== Your instructions ==
Search the listing for the string "seperti" and copy every line that contains it.

- - - - -

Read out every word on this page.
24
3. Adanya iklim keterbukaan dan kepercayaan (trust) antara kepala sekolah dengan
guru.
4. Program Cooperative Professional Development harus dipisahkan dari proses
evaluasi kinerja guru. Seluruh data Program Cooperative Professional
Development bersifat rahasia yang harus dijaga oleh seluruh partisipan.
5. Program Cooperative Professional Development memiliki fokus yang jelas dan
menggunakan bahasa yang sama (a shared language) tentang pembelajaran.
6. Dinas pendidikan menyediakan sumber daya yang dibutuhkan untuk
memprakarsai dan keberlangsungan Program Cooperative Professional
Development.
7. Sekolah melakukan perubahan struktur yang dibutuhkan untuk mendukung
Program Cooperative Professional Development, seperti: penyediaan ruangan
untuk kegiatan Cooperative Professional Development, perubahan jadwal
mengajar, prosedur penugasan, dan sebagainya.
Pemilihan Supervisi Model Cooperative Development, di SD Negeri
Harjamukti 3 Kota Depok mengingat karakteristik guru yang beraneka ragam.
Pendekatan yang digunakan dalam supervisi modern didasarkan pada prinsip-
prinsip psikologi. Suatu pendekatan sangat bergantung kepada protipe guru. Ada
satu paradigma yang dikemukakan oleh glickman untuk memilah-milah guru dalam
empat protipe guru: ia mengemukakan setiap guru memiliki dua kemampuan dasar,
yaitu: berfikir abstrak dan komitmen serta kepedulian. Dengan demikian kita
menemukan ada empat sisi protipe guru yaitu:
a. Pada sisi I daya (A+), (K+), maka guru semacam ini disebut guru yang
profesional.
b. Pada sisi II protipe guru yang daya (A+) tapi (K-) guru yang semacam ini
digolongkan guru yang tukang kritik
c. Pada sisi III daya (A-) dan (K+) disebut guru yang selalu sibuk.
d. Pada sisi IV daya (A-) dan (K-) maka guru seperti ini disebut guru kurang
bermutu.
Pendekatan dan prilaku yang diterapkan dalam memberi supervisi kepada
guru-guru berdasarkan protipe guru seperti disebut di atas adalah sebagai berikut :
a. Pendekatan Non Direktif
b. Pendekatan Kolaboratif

- - - - -

== Exercise response ==
Program Cooperative Professional Development, seperti: penyediaan ruangan
d. Pada sisi IV daya (A-) dan (K-) maka guru seperti ini disebut guru kurang
guru-guru berdasarkan protipe guru seperti disebut di atas adalah sebagai berikut :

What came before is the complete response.